# TASK REQUIREMENTS:
Please write out the material that follows, exactly as it stands.
======
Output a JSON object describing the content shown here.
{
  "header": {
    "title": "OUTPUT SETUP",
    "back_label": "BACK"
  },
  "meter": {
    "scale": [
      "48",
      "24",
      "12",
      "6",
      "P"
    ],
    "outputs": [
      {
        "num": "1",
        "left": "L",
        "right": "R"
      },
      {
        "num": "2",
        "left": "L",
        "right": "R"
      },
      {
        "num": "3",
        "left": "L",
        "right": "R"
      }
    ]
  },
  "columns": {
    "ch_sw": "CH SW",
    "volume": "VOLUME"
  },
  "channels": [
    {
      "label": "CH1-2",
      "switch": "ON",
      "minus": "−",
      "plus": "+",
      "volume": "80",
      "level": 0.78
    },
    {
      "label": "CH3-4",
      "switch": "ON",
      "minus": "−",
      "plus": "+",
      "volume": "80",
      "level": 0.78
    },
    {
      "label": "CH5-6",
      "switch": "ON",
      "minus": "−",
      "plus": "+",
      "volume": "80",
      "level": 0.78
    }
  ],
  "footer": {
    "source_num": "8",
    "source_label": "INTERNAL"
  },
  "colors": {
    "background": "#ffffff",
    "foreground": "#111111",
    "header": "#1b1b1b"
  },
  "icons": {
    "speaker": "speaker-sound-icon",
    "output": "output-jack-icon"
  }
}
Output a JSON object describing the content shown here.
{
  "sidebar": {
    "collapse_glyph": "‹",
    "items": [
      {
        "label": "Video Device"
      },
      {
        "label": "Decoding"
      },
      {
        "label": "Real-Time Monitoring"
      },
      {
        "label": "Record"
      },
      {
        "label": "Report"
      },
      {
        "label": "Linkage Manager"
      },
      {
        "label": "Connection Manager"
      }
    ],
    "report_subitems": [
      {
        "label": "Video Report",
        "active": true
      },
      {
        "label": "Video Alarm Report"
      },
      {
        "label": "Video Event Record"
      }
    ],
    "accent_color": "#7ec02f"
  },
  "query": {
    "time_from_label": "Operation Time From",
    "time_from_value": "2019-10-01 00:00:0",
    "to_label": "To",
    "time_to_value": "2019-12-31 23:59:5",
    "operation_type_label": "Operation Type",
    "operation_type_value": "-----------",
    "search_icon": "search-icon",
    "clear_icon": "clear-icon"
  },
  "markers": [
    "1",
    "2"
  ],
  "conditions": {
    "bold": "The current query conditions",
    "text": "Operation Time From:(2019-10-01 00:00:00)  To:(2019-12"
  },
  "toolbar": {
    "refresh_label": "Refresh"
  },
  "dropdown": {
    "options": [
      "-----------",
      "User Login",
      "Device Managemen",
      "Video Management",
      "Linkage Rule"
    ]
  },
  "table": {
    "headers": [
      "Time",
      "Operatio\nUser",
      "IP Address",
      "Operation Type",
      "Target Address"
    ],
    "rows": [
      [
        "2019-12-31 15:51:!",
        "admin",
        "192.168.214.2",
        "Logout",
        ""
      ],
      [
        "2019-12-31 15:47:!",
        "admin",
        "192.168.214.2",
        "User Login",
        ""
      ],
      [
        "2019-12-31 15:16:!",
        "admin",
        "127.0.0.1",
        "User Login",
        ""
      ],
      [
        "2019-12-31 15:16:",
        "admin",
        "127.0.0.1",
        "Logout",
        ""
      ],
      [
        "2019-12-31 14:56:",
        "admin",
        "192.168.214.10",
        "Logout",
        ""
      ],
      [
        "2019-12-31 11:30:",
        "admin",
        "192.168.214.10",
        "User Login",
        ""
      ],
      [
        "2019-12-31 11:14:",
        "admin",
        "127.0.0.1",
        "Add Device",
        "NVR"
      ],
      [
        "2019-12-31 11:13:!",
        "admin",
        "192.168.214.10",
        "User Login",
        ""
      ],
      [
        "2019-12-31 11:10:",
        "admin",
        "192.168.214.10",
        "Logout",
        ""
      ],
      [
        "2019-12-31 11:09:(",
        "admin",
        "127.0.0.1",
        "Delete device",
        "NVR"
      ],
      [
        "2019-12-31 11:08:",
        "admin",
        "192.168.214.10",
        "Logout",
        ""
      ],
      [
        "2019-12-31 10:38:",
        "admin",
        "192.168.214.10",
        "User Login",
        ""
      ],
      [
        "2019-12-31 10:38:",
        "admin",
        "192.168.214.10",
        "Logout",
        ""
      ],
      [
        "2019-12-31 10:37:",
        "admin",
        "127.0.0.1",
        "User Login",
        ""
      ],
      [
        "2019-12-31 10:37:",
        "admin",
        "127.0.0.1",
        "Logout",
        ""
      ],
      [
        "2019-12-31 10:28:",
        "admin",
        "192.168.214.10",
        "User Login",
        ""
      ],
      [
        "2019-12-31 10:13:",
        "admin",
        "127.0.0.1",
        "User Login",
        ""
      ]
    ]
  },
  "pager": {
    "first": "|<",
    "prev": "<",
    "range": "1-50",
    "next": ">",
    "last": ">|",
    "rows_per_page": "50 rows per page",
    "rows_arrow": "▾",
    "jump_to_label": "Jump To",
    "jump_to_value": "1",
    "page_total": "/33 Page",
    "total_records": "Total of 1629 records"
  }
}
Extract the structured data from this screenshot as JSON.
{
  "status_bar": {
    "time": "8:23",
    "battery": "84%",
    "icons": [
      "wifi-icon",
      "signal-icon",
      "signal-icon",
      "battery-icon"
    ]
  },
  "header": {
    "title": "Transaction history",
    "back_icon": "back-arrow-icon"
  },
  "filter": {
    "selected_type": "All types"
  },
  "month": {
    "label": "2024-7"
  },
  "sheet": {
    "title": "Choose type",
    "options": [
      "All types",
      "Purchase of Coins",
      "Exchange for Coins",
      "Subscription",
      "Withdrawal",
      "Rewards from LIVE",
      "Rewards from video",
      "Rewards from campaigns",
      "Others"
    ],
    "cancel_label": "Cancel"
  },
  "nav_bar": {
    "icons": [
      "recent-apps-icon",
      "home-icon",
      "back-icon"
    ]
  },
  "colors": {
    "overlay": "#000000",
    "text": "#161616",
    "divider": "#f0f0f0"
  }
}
======
# OUTPUT OF THE EXERCISE:
Output a JSON object describing the content shown here.
{
  "header": {
    "title": "OUTPUT SETUP",
    "back_label": "BACK"
  },
  "meter": {
    "scale": [
      "48",
      "24",
      "12",
      "6",
      "P"
    ],
    "outputs": [
      {
        "num": "1",
        "left": "L",
        "right": "R"
      },
      {
        "num": "2",
        "left": "L",
        "right": "R"
      },
      {
        "num": "3",
        "left": "L",
        "right": "R"
      }
    ]
  },
  "columns": {
    "ch_sw": "CH SW",
    "volume": "VOLUME"
  },
  "channels": [
    {
      "label": "CH1-2",
      "switch": "ON",
      "minus": "−",
      "plus": "+",
      "volume": "80",
      "level": 0.78
    },
    {
      "label": "CH3-4",
      "switch": "ON",
      "minus": "−",
      "plus": "+",
      "volume": "80",
      "level": 0.78
    },
    {
      "label": "CH5-6",
      "switch": "ON",
      "minus": "−",
      "plus": "+",
      "volume": "80",
      "level": 0.78
    }
  ],
  "footer": {
    "source_num": "8",
    "source_label": "INTERNAL"
  },
  "colors": {
    "background": "#ffffff",
    "foreground": "#111111",
    "header": "#1b1b1b"
  },
  "icons": {
    "speaker": "speaker-sound-icon",
    "output": "output-jack-icon"
  }
}
Output a JSON object describing the content shown here.
{
  "sidebar": {
    "collapse_glyph": "‹",
    "items": [
      {
        "label": "Video Device"
      },
      {
        "label": "Decoding"
      },
      {
        "label": "Real-Time Monitoring"
      },
      {
        "label": "Record"
      },
      {
        "label": "Report"
      },
      {
        "label": "Linkage Manager"
      },
      {
        "label": "Connection Manager"
      }
    ],
    "report_subitems": [
      {
        "label": "Video Report",
        "active": true
      },
      {
        "label": "Video Alarm Report"
      },
      {
        "label": "Video Event Record"
      }
    ],
    "accent_color": "#7ec02f"
  },
  "query": {
    "time_from_label": "Operation Time From",
    "time_from_value": "2019-10-01 00:00:0",
    "to_label": "To",
    "time_to_value": "2019-12-31 23:59:5",
    "operation_type_label": "Operation Type",
    "operation_type_value": "-----------",
    "search_icon": "search-icon",
    "clear_icon": "clear-icon"
  },
  "markers": [
    "1",
    "2"
  ],
  "conditions": {
    "bold": "The current query conditions",
    "text": "Operation Time From:(2019-10-01 00:00:00)  To:(2019-12"
  },
  "toolbar": {
    "refresh_label": "Refresh"
  },
  "dropdown": {
    "options": [
      "-----------",
      "User Login",
      "Device Managemen",
      "Video Management",
      "Linkage Rule"
    ]
  },
  "table": {
    "headers": [
      "Time",
      "Operatio\nUser",
      "IP Address",
      "Operation Type",
      "Target Address"
    ],
    "rows": [
      [
        "2019-12-31 15:51:!",
        "admin",
        "192.168.214.2",
        "Logout",
        ""
      ],
      [
        "2019-12-31 15:47:!",
        "admin",
        "192.168.214.2",
        "User Login",
        ""
      ],
      [
        "2019-12-31 15:16:!",
        "admin",
        "127.0.0.1",
        "User Login",
        ""
      ],
      [
        "2019-12-31 15:16:",
        "admin",
        "127.0.0.1",
        "Logout",
        ""
      ],
      [
        "2019-12-31 14:56:",
        "admin",
        "192.168.214.10",
        "Logout",
        ""
      ],
      [
        "2019-12-31 11:30:",
        "admin",
        "192.168.214.10",
        "User Login",
        ""
      ],
      [
        "2019-12-31 11:14:",
        "admin",
        "127.0.0.1",
        "Add Device",
        "NVR"
      ],
      [
        "2019-12-31 11:13:!",
        "admin",
        "192.168.214.10",
        "User Login",
        ""
      ],
      [
        "2019-12-31 11:10:",
        "admin",
        "192.168.214.10",
        "Logout",
        ""
      ],
      [
        "2019-12-31 11:09:(",
        "admin",
        "127.0.0.1",
        "Delete device",
        "NVR"
      ],
      [
        "2019-12-31 11:08:",
        "admin",
        "192.168.214.10",
        "Logout",
        ""
      ],
      [
        "2019-12-31 10:38:",
        "admin",
        "192.168.214.10",
        "User Login",
        ""
      ],
      [
        "2019-12-31 10:38:",
        "admin",
        "192.168.214.10",
        "Logout",
        ""
      ],
      [
        "2019-12-31 10:37:",
        "admin",
        "127.0.0.1",
        "User Login",
        ""
      ],
      [
        "2019-12-31 10:37:",
        "admin",
        "127.0.0.1",
        "Logout",
        ""
      ],
      [
        "2019-12-31 10:28:",
        "admin",
        "192.168.214.10",
        "User Login",
        ""
      ],
      [
        "2019-12-31 10:13:",
        "admin",
        "127.0.0.1",
        "User Login",
        ""
      ]
    ]
  },
  "pager": {
    "first": "|<",
    "prev": "<",
    "range": "1-50",
    "next": ">",
    "last": ">|",
    "rows_per_page": "50 rows per page",
    "rows_arrow": "▾",
    "jump_to_label": "Jump To",
    "jump_to_value": "1",
    "page_total": "/33 Page",
    "total_records": "Total of 1629 records"
  }
}
Extract the structured data from this screenshot as JSON.
{
  "status_bar": {
    "time": "8:23",
    "battery": "84%",
    "icons": [
      "wifi-icon",
      "signal-icon",
      "signal-icon",
      "battery-icon"
    ]
  },
  "header": {
    "title": "Transaction history",
    "back_icon": "back-arrow-icon"
  },
  "filter": {
    "selected_type": "All types"
  },
  "month": {
    "label": "2024-7"
  },
  "sheet": {
    "title": "Choose type",
    "options": [
      "All types",
      "Purchase of Coins",
      "Exchange for Coins",
      "Subscription",
      "Withdrawal",
      "Rewards from LIVE",
      "Rewards from video",
      "Rewards from campaigns",
      "Others"
    ],
    "cancel_label": "Cancel"
  },
  "nav_bar": {
    "icons": [
      "recent-apps-icon",
      "home-icon",
      "back-icon"
    ]
  },
  "colors": {
    "overlay": "#000000",
    "text": "#161616",
    "divider": "#f0f0f0"
  }
}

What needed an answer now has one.